━━━ Input data ━━━

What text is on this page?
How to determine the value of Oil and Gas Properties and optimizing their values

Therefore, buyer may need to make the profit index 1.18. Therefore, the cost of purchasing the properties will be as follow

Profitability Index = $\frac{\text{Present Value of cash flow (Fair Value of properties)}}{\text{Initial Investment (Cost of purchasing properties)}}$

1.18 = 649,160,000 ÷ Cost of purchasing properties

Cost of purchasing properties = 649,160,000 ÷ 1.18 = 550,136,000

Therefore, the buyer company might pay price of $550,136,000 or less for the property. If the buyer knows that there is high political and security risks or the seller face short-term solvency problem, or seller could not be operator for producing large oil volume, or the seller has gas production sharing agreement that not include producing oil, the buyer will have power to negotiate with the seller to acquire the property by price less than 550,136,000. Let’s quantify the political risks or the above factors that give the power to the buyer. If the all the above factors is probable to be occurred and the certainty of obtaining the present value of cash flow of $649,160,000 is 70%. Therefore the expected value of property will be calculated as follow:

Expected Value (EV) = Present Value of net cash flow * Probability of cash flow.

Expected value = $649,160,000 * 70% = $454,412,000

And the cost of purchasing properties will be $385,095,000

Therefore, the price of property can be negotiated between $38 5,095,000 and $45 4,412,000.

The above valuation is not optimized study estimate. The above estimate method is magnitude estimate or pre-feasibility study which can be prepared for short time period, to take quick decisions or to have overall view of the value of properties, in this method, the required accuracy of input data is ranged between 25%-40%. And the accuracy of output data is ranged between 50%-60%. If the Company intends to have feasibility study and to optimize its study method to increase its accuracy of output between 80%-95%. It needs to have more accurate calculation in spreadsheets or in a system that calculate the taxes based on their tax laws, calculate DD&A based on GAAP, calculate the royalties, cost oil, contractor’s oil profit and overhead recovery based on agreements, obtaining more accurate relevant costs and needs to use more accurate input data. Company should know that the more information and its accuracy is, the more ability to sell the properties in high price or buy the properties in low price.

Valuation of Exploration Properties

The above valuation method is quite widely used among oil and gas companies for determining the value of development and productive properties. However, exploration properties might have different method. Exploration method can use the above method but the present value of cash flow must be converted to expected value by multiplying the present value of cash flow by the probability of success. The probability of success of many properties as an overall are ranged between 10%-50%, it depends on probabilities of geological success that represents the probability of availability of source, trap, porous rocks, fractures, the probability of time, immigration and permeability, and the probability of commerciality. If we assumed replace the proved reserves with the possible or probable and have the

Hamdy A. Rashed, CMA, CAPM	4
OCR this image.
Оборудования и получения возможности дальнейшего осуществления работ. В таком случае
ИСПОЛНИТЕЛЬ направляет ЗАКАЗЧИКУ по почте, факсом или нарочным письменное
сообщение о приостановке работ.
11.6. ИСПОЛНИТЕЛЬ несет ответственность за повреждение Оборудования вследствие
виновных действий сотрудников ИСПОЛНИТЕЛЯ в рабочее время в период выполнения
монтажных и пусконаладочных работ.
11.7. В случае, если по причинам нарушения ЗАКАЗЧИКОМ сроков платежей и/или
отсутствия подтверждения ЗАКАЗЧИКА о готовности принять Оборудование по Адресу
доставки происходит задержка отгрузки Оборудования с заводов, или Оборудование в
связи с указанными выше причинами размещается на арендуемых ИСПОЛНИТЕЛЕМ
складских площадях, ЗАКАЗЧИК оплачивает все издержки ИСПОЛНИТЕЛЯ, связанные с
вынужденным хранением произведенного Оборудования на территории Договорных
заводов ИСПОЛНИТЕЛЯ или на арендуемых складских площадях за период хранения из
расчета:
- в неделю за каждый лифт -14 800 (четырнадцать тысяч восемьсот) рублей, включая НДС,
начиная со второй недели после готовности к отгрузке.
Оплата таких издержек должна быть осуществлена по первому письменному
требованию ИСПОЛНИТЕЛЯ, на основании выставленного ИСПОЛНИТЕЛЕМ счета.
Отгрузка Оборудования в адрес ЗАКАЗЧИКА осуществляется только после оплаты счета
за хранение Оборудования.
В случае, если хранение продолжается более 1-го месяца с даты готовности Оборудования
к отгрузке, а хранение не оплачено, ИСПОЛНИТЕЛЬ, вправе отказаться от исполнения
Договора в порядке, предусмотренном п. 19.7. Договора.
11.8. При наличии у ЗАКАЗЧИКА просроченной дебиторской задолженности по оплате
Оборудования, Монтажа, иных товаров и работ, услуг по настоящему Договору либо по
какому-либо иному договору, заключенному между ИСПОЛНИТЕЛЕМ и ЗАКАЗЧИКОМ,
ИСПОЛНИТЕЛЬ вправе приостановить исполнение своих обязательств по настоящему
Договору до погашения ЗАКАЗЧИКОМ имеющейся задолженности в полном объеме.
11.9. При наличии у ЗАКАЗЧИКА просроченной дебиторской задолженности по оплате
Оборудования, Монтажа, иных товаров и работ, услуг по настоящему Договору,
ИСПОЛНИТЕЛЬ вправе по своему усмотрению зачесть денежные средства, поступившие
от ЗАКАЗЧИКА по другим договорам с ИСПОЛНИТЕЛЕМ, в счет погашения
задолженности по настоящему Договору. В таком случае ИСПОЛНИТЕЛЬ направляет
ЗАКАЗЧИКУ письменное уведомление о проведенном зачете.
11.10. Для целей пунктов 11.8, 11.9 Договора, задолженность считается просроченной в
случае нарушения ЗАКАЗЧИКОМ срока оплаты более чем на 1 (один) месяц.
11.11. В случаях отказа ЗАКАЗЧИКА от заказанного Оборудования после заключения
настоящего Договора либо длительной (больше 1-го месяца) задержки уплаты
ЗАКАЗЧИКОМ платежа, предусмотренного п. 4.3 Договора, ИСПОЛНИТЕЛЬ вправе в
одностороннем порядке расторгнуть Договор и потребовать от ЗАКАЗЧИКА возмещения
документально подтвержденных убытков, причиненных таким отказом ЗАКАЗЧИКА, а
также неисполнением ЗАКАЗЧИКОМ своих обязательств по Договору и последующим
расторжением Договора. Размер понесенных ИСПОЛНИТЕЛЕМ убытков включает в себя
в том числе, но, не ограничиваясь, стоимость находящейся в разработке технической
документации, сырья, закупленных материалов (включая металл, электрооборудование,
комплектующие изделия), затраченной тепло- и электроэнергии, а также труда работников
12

━━━

Please reproduce all of the entries exactly as they stand.

What text is on this page?
How to determine the value of Oil and Gas Properties and optimizing their values

Therefore, buyer may need to make the profit index 1.18. Therefore, the cost of purchasing the properties will be as follow

Profitability Index = $\frac{\text{Present Value of cash flow (Fair Value of properties)}}{\text{Initial Investment (Cost of purchasing properties)}}$

1.18 = 649,160,000 ÷ Cost of purchasing properties

Cost of purchasing properties = 649,160,000 ÷ 1.18 = 550,136,000

Therefore, the buyer company might pay price of $550,136,000 or less for the property. If the buyer knows that there is high political and security risks or the seller face short-term solvency problem, or seller could not be operator for producing large oil volume, or the seller has gas production sharing agreement that not include producing oil, the buyer will have power to negotiate with the seller to acquire the property by price less than 550,136,000. Let’s quantify the political risks or the above factors that give the power to the buyer. If the all the above factors is probable to be occurred and the certainty of obtaining the present value of cash flow of $649,160,000 is 70%. Therefore the expected value of property will be calculated as follow:

Expected Value (EV) = Present Value of net cash flow * Probability of cash flow.

Expected value = $649,160,000 * 70% = $454,412,000

And the cost of purchasing properties will be $385,095,000

Therefore, the price of property can be negotiated between $38 5,095,000 and $45 4,412,000.

The above valuation is not optimized study estimate. The above estimate method is magnitude estimate or pre-feasibility study which can be prepared for short time period, to take quick decisions or to have overall view of the value of properties, in this method, the required accuracy of input data is ranged between 25%-40%. And the accuracy of output data is ranged between 50%-60%. If the Company intends to have feasibility study and to optimize its study method to increase its accuracy of output between 80%-95%. It needs to have more accurate calculation in spreadsheets or in a system that calculate the taxes based on their tax laws, calculate DD&A based on GAAP, calculate the royalties, cost oil, contractor’s oil profit and overhead recovery based on agreements, obtaining more accurate relevant costs and needs to use more accurate input data. Company should know that the more information and its accuracy is, the more ability to sell the properties in high price or buy the properties in low price.

Valuation of Exploration Properties

The above valuation method is quite widely used among oil and gas companies for determining the value of development and productive properties. However, exploration properties might have different method. Exploration method can use the above method but the present value of cash flow must be converted to expected value by multiplying the present value of cash flow by the probability of success. The probability of success of many properties as an overall are ranged between 10%-50%, it depends on probabilities of geological success that represents the probability of availability of source, trap, porous rocks, fractures, the probability of time, immigration and permeability, and the probability of commerciality. If we assumed replace the proved reserves with the possible or probable and have the

Hamdy A. Rashed, CMA, CAPM	4
OCR this image.
Оборудования и получения возможности дальнейшего осуществления работ. В таком случае
ИСПОЛНИТЕЛЬ направляет ЗАКАЗЧИКУ по почте, факсом или нарочным письменное
сообщение о приостановке работ.
11.6. ИСПОЛНИТЕЛЬ несет ответственность за повреждение Оборудования вследствие
виновных действий сотрудников ИСПОЛНИТЕЛЯ в рабочее время в период выполнения
монтажных и пусконаладочных работ.
11.7. В случае, если по причинам нарушения ЗАКАЗЧИКОМ сроков платежей и/или
отсутствия подтверждения ЗАКАЗЧИКА о готовности принять Оборудование по Адресу
доставки происходит задержка отгрузки Оборудования с заводов, или Оборудование в
связи с указанными выше причинами размещается на арендуемых ИСПОЛНИТЕЛЕМ
складских площадях, ЗАКАЗЧИК оплачивает все издержки ИСПОЛНИТЕЛЯ, связанные с
вынужденным хранением произведенного Оборудования на территории Договорных
заводов ИСПОЛНИТЕЛЯ или на арендуемых складских площадях за период хранения из
расчета:
- в неделю за каждый лифт -14 800 (четырнадцать тысяч восемьсот) рублей, включая НДС,
начиная со второй недели после готовности к отгрузке.
Оплата таких издержек должна быть осуществлена по первому письменному
требованию ИСПОЛНИТЕЛЯ, на основании выставленного ИСПОЛНИТЕЛЕМ счета.
Отгрузка Оборудования в адрес ЗАКАЗЧИКА осуществляется только после оплаты счета
за хранение Оборудования.
В случае, если хранение продолжается более 1-го месяца с даты готовности Оборудования
к отгрузке, а хранение не оплачено, ИСПОЛНИТЕЛЬ, вправе отказаться от исполнения
Договора в порядке, предусмотренном п. 19.7. Договора.
11.8. При наличии у ЗАКАЗЧИКА просроченной дебиторской задолженности по оплате
Оборудования, Монтажа, иных товаров и работ, услуг по настоящему Договору либо по
какому-либо иному договору, заключенному между ИСПОЛНИТЕЛЕМ и ЗАКАЗЧИКОМ,
ИСПОЛНИТЕЛЬ вправе приостановить исполнение своих обязательств по настоящему
Договору до погашения ЗАКАЗЧИКОМ имеющейся задолженности в полном объеме.
11.9. При наличии у ЗАКАЗЧИКА просроченной дебиторской задолженности по оплате
Оборудования, Монтажа, иных товаров и работ, услуг по настоящему Договору,
ИСПОЛНИТЕЛЬ вправе по своему усмотрению зачесть денежные средства, поступившие
от ЗАКАЗЧИКА по другим договорам с ИСПОЛНИТЕЛЕМ, в счет погашения
задолженности по настоящему Договору. В таком случае ИСПОЛНИТЕЛЬ направляет
ЗАКАЗЧИКУ письменное уведомление о проведенном зачете.
11.10. Для целей пунктов 11.8, 11.9 Договора, задолженность считается просроченной в
случае нарушения ЗАКАЗЧИКОМ срока оплаты более чем на 1 (один) месяц.
11.11. В случаях отказа ЗАКАЗЧИКА от заказанного Оборудования после заключения
настоящего Договора либо длительной (больше 1-го месяца) задержки уплаты
ЗАКАЗЧИКОМ платежа, предусмотренного п. 4.3 Договора, ИСПОЛНИТЕЛЬ вправе в
одностороннем порядке расторгнуть Договор и потребовать от ЗАКАЗЧИКА возмещения
документально подтвержденных убытков, причиненных таким отказом ЗАКАЗЧИКА, а
также неисполнением ЗАКАЗЧИКОМ своих обязательств по Договору и последующим
расторжением Договора. Размер понесенных ИСПОЛНИТЕЛЕМ убытков включает в себя
в том числе, но, не ограничиваясь, стоимость находящейся в разработке технической
документации, сырья, закупленных материалов (включая металл, электрооборудование,
комплектующие изделия), затраченной тепло- и электроэнергии, а также труда работников
12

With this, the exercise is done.